* **DATA EXCERPTS**
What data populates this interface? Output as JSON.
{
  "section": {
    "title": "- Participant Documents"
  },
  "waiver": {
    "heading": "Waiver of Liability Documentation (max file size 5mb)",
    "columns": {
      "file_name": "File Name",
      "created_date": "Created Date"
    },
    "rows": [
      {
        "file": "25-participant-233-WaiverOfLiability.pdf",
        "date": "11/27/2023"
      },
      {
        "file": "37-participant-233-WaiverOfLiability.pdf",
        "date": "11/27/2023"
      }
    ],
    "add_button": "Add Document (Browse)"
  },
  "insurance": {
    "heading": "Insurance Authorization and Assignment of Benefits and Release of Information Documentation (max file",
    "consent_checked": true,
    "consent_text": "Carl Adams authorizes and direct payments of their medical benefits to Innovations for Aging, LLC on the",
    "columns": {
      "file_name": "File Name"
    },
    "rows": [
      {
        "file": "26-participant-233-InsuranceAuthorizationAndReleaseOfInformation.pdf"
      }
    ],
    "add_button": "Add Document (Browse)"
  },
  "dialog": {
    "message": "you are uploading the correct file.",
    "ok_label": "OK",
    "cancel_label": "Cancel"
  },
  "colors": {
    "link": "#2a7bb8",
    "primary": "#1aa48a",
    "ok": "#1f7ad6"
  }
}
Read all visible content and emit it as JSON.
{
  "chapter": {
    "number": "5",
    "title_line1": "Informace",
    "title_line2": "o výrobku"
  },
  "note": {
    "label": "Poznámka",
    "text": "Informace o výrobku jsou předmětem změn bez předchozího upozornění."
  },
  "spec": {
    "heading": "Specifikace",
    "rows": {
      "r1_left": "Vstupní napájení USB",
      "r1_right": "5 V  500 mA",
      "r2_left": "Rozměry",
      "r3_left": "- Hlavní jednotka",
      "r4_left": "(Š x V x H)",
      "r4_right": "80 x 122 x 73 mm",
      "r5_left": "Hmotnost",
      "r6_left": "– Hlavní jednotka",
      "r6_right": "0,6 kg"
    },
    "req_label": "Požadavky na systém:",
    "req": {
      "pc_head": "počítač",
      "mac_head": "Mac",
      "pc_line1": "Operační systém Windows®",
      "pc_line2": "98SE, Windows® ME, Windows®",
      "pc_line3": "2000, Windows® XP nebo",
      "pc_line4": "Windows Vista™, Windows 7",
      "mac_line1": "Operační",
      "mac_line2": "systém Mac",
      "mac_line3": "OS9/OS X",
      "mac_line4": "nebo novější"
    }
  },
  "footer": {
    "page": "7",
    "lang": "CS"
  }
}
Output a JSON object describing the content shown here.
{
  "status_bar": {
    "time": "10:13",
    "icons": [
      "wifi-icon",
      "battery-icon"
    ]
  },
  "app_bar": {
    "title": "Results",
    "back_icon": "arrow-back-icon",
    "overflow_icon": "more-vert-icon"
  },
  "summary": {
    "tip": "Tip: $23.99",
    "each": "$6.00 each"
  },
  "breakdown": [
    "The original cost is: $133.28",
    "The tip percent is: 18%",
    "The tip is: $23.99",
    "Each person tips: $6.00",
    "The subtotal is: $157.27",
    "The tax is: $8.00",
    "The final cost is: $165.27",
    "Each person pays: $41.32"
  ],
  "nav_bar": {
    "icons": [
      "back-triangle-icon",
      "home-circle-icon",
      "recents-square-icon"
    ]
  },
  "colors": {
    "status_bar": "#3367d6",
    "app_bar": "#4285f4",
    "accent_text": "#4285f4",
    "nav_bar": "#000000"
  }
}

* **THE PROBLEM**
Check each line of the entries above for the word "Informace". List the ones that have it.

* **WORKED SOLUTION**
    "title_line1": "Informace",
    "text": "Informace o výrobku jsou předmětem změn bez předchozího upozornění."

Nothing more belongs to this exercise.